» THE EXERCISE
Exactly reproduce each record listed below.

» SOURCE MATERIAL
★ ★ ★ ★ ★
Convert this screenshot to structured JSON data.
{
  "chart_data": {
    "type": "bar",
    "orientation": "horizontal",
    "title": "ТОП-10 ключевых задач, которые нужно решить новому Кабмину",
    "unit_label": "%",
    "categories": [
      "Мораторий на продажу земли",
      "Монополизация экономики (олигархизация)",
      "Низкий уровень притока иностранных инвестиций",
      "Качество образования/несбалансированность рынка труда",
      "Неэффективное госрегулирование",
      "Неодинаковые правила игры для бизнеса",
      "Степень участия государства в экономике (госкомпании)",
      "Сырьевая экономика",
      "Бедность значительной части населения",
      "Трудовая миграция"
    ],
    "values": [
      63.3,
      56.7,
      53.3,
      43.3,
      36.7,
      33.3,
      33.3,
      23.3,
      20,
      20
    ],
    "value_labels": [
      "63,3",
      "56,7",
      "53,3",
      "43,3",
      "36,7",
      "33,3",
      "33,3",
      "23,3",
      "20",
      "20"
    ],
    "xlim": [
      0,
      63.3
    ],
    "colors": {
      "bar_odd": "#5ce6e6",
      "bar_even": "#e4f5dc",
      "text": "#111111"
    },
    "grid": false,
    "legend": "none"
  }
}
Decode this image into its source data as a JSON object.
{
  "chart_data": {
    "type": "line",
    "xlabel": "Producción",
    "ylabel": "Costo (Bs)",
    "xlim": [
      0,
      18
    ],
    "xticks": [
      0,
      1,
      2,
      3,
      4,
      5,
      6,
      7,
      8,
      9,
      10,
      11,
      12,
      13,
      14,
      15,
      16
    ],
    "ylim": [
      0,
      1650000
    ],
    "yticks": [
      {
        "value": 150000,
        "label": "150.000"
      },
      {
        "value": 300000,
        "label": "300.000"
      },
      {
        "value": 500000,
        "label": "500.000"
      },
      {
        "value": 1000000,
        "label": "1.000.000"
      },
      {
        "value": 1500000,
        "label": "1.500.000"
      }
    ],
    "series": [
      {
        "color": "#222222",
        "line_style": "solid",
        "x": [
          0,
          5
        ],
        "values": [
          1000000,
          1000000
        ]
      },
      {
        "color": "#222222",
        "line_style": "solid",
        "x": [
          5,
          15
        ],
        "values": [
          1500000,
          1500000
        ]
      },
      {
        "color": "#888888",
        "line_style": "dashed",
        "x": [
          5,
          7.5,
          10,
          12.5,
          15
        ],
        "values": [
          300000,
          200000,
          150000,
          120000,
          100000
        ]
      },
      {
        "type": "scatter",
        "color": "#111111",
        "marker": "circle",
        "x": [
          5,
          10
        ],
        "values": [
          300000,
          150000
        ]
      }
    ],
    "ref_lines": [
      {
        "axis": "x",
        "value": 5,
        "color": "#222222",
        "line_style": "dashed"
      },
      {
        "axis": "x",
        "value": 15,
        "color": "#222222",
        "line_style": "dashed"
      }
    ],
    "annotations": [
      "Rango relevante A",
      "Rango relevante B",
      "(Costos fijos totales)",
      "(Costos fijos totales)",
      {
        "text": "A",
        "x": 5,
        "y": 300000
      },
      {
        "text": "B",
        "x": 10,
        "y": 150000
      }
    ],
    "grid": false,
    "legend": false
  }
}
★ ★ ★ ★ ★
» EXERCISE RESPONSE
Convert this screenshot to structured JSON data.
{
  "chart_data": {
    "type": "bar",
    "orientation": "horizontal",
    "title": "ТОП-10 ключевых задач, которые нужно решить новому Кабмину",
    "unit_label": "%",
    "categories": [
      "Мораторий на продажу земли",
      "Монополизация экономики (олигархизация)",
      "Низкий уровень притока иностранных инвестиций",
      "Качество образования/несбалансированность рынка труда",
      "Неэффективное госрегулирование",
      "Неодинаковые правила игры для бизнеса",
      "Степень участия государства в экономике (госкомпании)",
      "Сырьевая экономика",
      "Бедность значительной части населения",
      "Трудовая миграция"
    ],
    "values": [
      63.3,
      56.7,
      53.3,
      43.3,
      36.7,
      33.3,
      33.3,
      23.3,
      20,
      20
    ],
    "value_labels": [
      "63,3",
      "56,7",
      "53,3",
      "43,3",
      "36,7",
      "33,3",
      "33,3",
      "23,3",
      "20",
      "20"
    ],
    "xlim": [
      0,
      63.3
    ],
    "colors": {
      "bar_odd": "#5ce6e6",
      "bar_even": "#e4f5dc",
      "text": "#111111"
    },
    "grid": false,
    "legend": "none"
  }
}
Decode this image into its source data as a JSON object.
{
  "chart_data": {
    "type": "line",
    "xlabel": "Producción",
    "ylabel": "Costo (Bs)",
    "xlim": [
      0,
      18
    ],
    "xticks": [
      0,
      1,
      2,
      3,
      4,
      5,
      6,
      7,
      8,
      9,
      10,
      11,
      12,
      13,
      14,
      15,
      16
    ],
    "ylim": [
      0,
      1650000
    ],
    "yticks": [
      {
        "value": 150000,
        "label": "150.000"
      },
      {
        "value": 300000,
        "label": "300.000"
      },
      {
        "value": 500000,
        "label": "500.000"
      },
      {
        "value": 1000000,
        "label": "1.000.000"
      },
      {
        "value": 1500000,
        "label": "1.500.000"
      }
    ],
    "series": [
      {
        "color": "#222222",
        "line_style": "solid",
        "x": [
          0,
          5
        ],
        "values": [
          1000000,
          1000000
        ]
      },
      {
        "color": "#222222",
        "line_style": "solid",
        "x": [
          5,
          15
        ],
        "values": [
          1500000,
          1500000
        ]
      },
      {
        "color": "#888888",
        "line_style": "dashed",
        "x": [
          5,
          7.5,
          10,
          12.5,
          15
        ],
        "values": [
          300000,
          200000,
          150000,
          120000,
          100000
        ]
      },
      {
        "type": "scatter",
        "color": "#111111",
        "marker": "circle",
        "x": [
          5,
          10
        ],
        "values": [
          300000,
          150000
        ]
      }
    ],
    "ref_lines": [
      {
        "axis": "x",
        "value": 5,
        "color": "#222222",
        "line_style": "dashed"
      },
      {
        "axis": "x",
        "value": 15,
        "color": "#222222",
        "line_style": "dashed"
      }
    ],
    "annotations": [
      "Rango relevante A",
      "Rango relevante B",
      "(Costos fijos totales)",
      "(Costos fijos totales)",
      {
        "text": "A",
        "x": 5,
        "y": 300000
      },
      {
        "text": "B",
        "x": 10,
        "y": 150000
      }
    ],
    "grid": false,
    "legend": false
  }
}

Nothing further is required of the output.